#### TASK:
Of all the lines in the material, how many contain the word "JSON"? State the number alone.
____ SUPPLIED MATERIAL
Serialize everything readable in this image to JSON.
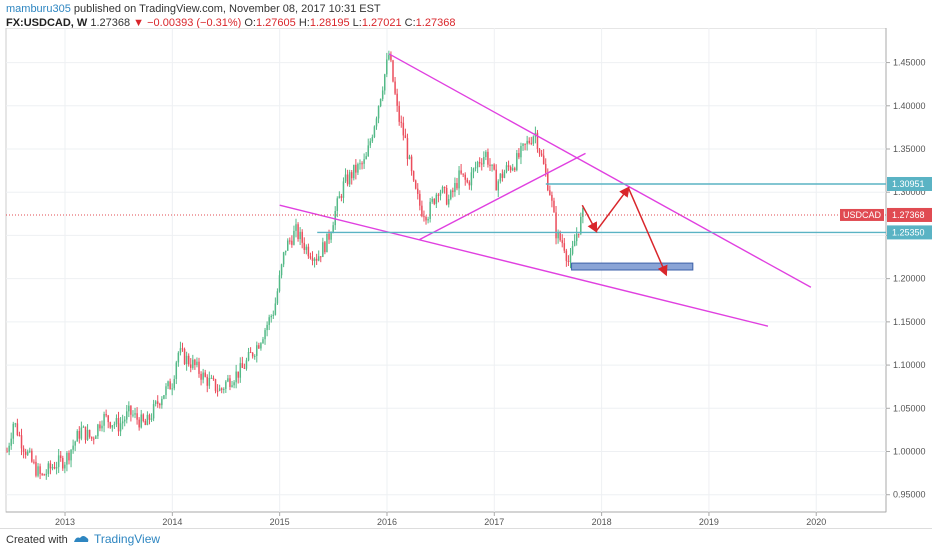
{
  "header": {
    "author": "mamburu305",
    "published_text": "published on TradingView.com, November 08, 2017 10:31 EST",
    "symbol": "FX:USDCAD, W",
    "last": "1.27368",
    "change": "−0.00393 (−0.31%)",
    "o_label": "O:",
    "o_value": "1.27605",
    "h_label": "H:",
    "h_value": "1.28195",
    "l_label": "L:",
    "l_value": "1.27021",
    "c_label": "C:",
    "c_value": "1.27368"
  },
  "chart_data": {
    "type": "candlestick",
    "symbol": "USDCAD",
    "ylim": [
      0.93,
      1.49
    ],
    "y_ticks": [
      0.95,
      1.0,
      1.05,
      1.1,
      1.15,
      1.2,
      1.25,
      1.3,
      1.35,
      1.4,
      1.45
    ],
    "y_tick_labels": [
      "0.95000",
      "1.00000",
      "1.05000",
      "1.10000",
      "1.15000",
      "1.20000",
      "1.25000",
      "1.30000",
      "1.35000",
      "1.40000",
      "1.45000"
    ],
    "x_ticks": [
      2013,
      2014,
      2015,
      2016,
      2017,
      2018,
      2019,
      2020
    ],
    "x_tick_labels": [
      "2013",
      "2014",
      "2015",
      "2016",
      "2017",
      "2018",
      "2019",
      "2020"
    ],
    "xlim": [
      2012.45,
      2020.65
    ],
    "anchors": [
      [
        2012.46,
        1.0
      ],
      [
        2012.52,
        1.035
      ],
      [
        2012.6,
        1.01
      ],
      [
        2012.7,
        0.985
      ],
      [
        2012.78,
        0.97
      ],
      [
        2012.9,
        0.985
      ],
      [
        2013.0,
        0.99
      ],
      [
        2013.15,
        1.025
      ],
      [
        2013.25,
        1.015
      ],
      [
        2013.35,
        1.04
      ],
      [
        2013.5,
        1.03
      ],
      [
        2013.6,
        1.045
      ],
      [
        2013.75,
        1.03
      ],
      [
        2013.9,
        1.065
      ],
      [
        2014.0,
        1.08
      ],
      [
        2014.05,
        1.115
      ],
      [
        2014.2,
        1.1
      ],
      [
        2014.3,
        1.085
      ],
      [
        2014.45,
        1.07
      ],
      [
        2014.5,
        1.08
      ],
      [
        2014.65,
        1.095
      ],
      [
        2014.8,
        1.125
      ],
      [
        2014.95,
        1.165
      ],
      [
        2015.05,
        1.235
      ],
      [
        2015.15,
        1.255
      ],
      [
        2015.25,
        1.235
      ],
      [
        2015.35,
        1.225
      ],
      [
        2015.45,
        1.245
      ],
      [
        2015.5,
        1.27
      ],
      [
        2015.6,
        1.31
      ],
      [
        2015.7,
        1.325
      ],
      [
        2015.8,
        1.335
      ],
      [
        2015.9,
        1.39
      ],
      [
        2016.02,
        1.46
      ],
      [
        2016.1,
        1.39
      ],
      [
        2016.17,
        1.36
      ],
      [
        2016.25,
        1.305
      ],
      [
        2016.32,
        1.28
      ],
      [
        2016.38,
        1.275
      ],
      [
        2016.48,
        1.305
      ],
      [
        2016.58,
        1.29
      ],
      [
        2016.68,
        1.32
      ],
      [
        2016.75,
        1.31
      ],
      [
        2016.85,
        1.335
      ],
      [
        2016.92,
        1.345
      ],
      [
        2017.02,
        1.31
      ],
      [
        2017.1,
        1.325
      ],
      [
        2017.2,
        1.335
      ],
      [
        2017.3,
        1.355
      ],
      [
        2017.38,
        1.37
      ],
      [
        2017.45,
        1.335
      ],
      [
        2017.52,
        1.3
      ],
      [
        2017.58,
        1.25
      ],
      [
        2017.65,
        1.24
      ],
      [
        2017.7,
        1.215
      ],
      [
        2017.76,
        1.25
      ],
      [
        2017.83,
        1.275
      ]
    ],
    "horizontal_levels": [
      {
        "price": 1.30951,
        "label": "1.30951",
        "color": "#5ab3c4"
      },
      {
        "price": 1.2535,
        "label": "1.25350",
        "color": "#5ab3c4"
      }
    ],
    "current_price": {
      "price": 1.27368,
      "label": "1.27368",
      "tag": "USDCAD",
      "color": "#e04b52"
    },
    "trendlines": [
      {
        "from": [
          2016.02,
          1.46
        ],
        "to": [
          2019.95,
          1.19
        ],
        "color": "#e040e0"
      },
      {
        "from": [
          2015.0,
          1.285
        ],
        "to": [
          2019.55,
          1.145
        ],
        "color": "#e040e0"
      },
      {
        "from": [
          2016.3,
          1.245
        ],
        "to": [
          2017.85,
          1.345
        ],
        "color": "#e040e0"
      }
    ],
    "projection_arrows": [
      {
        "points": [
          [
            2017.82,
            1.285
          ],
          [
            2017.95,
            1.255
          ],
          [
            2018.25,
            1.305
          ],
          [
            2018.6,
            1.205
          ]
        ],
        "color": "#d9262b"
      }
    ],
    "target_zone": {
      "x0": 2017.72,
      "x1": 2018.85,
      "y0": 1.21,
      "y1": 1.218,
      "color": "#8aa4d6"
    }
  },
  "footer": {
    "created_with": "Created with",
    "brand": "TradingView"
  }
}
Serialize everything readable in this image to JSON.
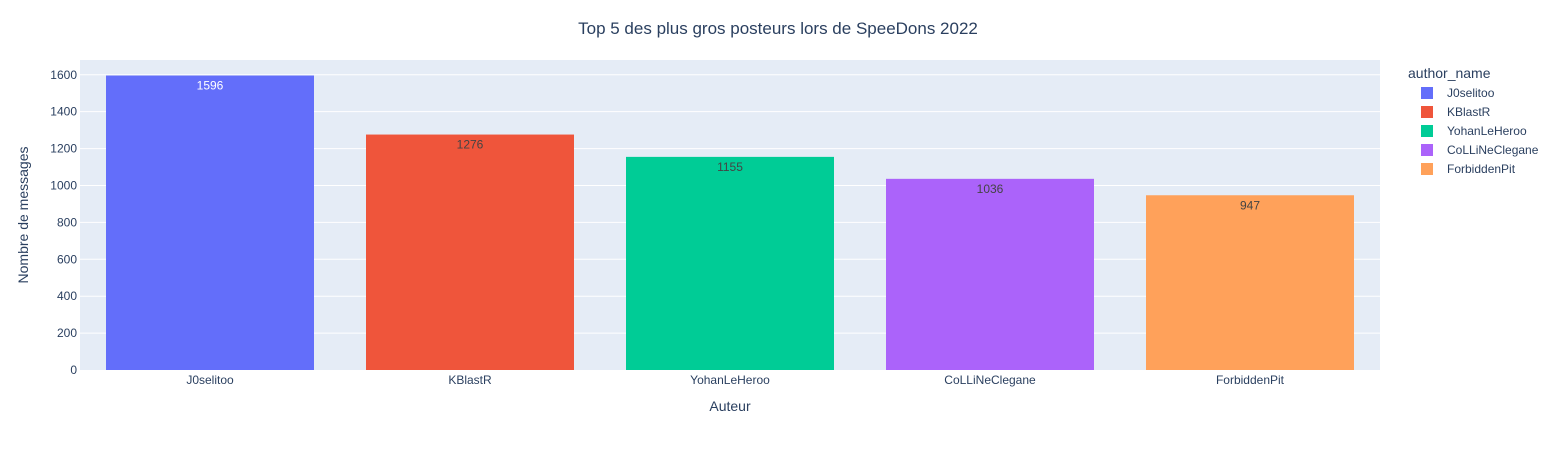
{
  "chart_data": {
    "type": "bar",
    "title": "Top 5 des plus gros posteurs lors de SpeeDons 2022",
    "xlabel": "Auteur",
    "ylabel": "Nombre de messages",
    "categories": [
      "J0selitoo",
      "KBlastR",
      "YohanLeHeroo",
      "CoLLiNeClegane",
      "ForbiddenPit"
    ],
    "values": [
      1596,
      1276,
      1155,
      1036,
      947
    ],
    "colors": [
      "#636efa",
      "#EF553B",
      "#00cc96",
      "#ab63fa",
      "#FFA15A"
    ],
    "label_colors": [
      "#ffffff",
      "#444444",
      "#444444",
      "#444444",
      "#444444"
    ],
    "ylim": [
      0,
      1680
    ],
    "yticks": [
      0,
      200,
      400,
      600,
      800,
      1000,
      1200,
      1400,
      1600
    ],
    "grid": true,
    "plot_background": "#e5ecf6",
    "legend": {
      "title": "author_name",
      "placement": "right",
      "entries": [
        "J0selitoo",
        "KBlastR",
        "YohanLeHeroo",
        "CoLLiNeClegane",
        "ForbiddenPit"
      ]
    }
  }
}
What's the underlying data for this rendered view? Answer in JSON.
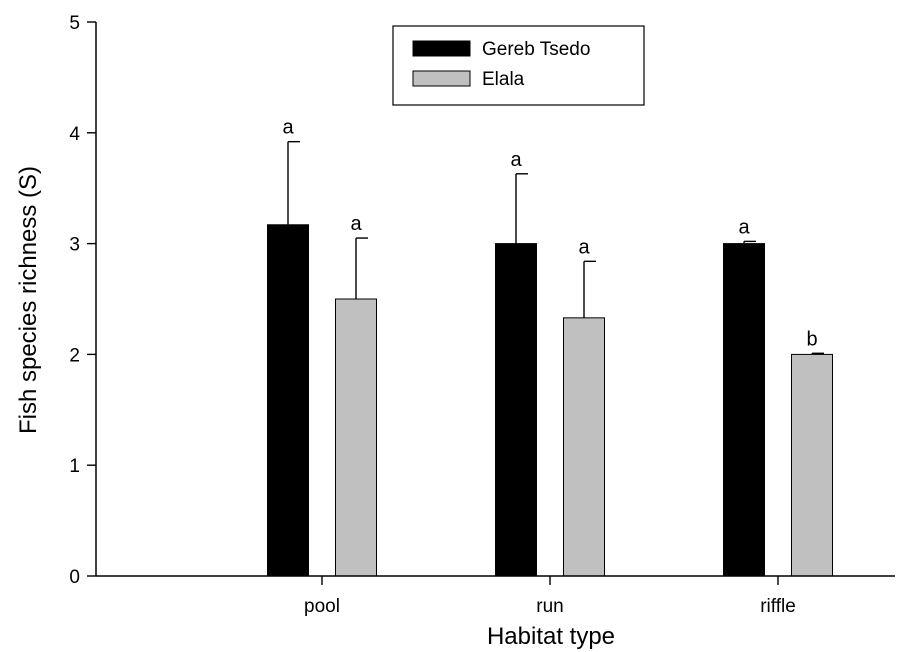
{
  "chart_data": {
    "type": "bar",
    "title": "",
    "xlabel": "Habitat type",
    "ylabel": "Fish species richness (S)",
    "categories": [
      "pool",
      "run",
      "riffle"
    ],
    "ylim": [
      0,
      5
    ],
    "yticks": [
      "0",
      "1",
      "2",
      "3",
      "4",
      "5"
    ],
    "grid": false,
    "legend_position": "top-center",
    "series": [
      {
        "name": "Gereb Tsedo",
        "color": "#000000",
        "values": [
          3.17,
          3.0,
          3.0
        ],
        "errors": [
          0.75,
          0.63,
          0.02
        ],
        "significance": [
          "a",
          "a",
          "a"
        ]
      },
      {
        "name": "Elala",
        "color": "#c0c0c0",
        "values": [
          2.5,
          2.33,
          2.0
        ],
        "errors": [
          0.55,
          0.51,
          0.01
        ],
        "significance": [
          "a",
          "a",
          "b"
        ]
      }
    ]
  }
}
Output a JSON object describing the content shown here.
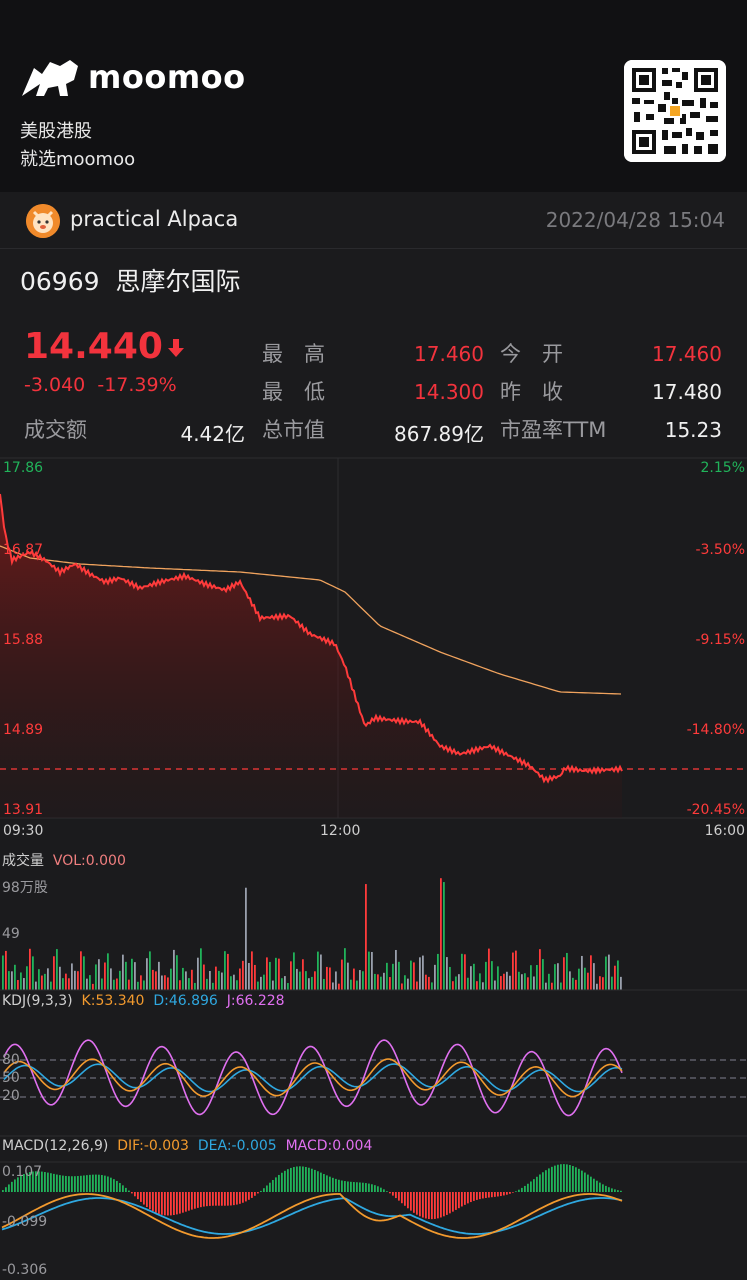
{
  "brand": {
    "name": "moomoo",
    "slogan_line1": "美股港股",
    "slogan_line2": "就选moomoo"
  },
  "user": {
    "name": "practical Alpaca",
    "timestamp": "2022/04/28 15:04"
  },
  "stock": {
    "code": "06969",
    "name": "思摩尔国际",
    "price": "14.440",
    "change": "-3.040",
    "change_pct": "-17.39%",
    "turnover_label": "成交额",
    "turnover": "4.42亿",
    "high_label": "最　高",
    "high": "17.460",
    "low_label": "最　低",
    "low": "14.300",
    "mktcap_label": "总市值",
    "mktcap": "867.89亿",
    "open_label": "今　开",
    "open": "17.460",
    "prevclose_label": "昨　收",
    "prevclose": "17.480",
    "pe_label": "市盈率TTM",
    "pe": "15.23"
  },
  "intraday": {
    "y_left": [
      "17.86",
      "16.87",
      "15.88",
      "14.89",
      "13.91"
    ],
    "y_right": [
      "2.15%",
      "-3.50%",
      "-9.15%",
      "-14.80%",
      "-20.45%"
    ],
    "x_labels": [
      "09:30",
      "12:00",
      "16:00"
    ],
    "colors": {
      "price": "#ff3b3b",
      "avg": "#f0a35e",
      "up": "#21b35a",
      "down": "#ff3b3b"
    }
  },
  "volume": {
    "title": "成交量",
    "vol_text": "VOL:0.000",
    "unit": "98万股",
    "mid": "49"
  },
  "kdj": {
    "title": "KDJ(9,3,3)",
    "k": "K:53.340",
    "d": "D:46.896",
    "j": "J:66.228",
    "levels": [
      "80",
      "50",
      "20"
    ]
  },
  "macd": {
    "title": "MACD(12,26,9)",
    "dif": "DIF:-0.003",
    "dea": "DEA:-0.005",
    "macd": "MACD:0.004",
    "top": "0.107",
    "mid": "-0.099",
    "bottom": "-0.306"
  }
}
________
#### TASK SOLUTION:
4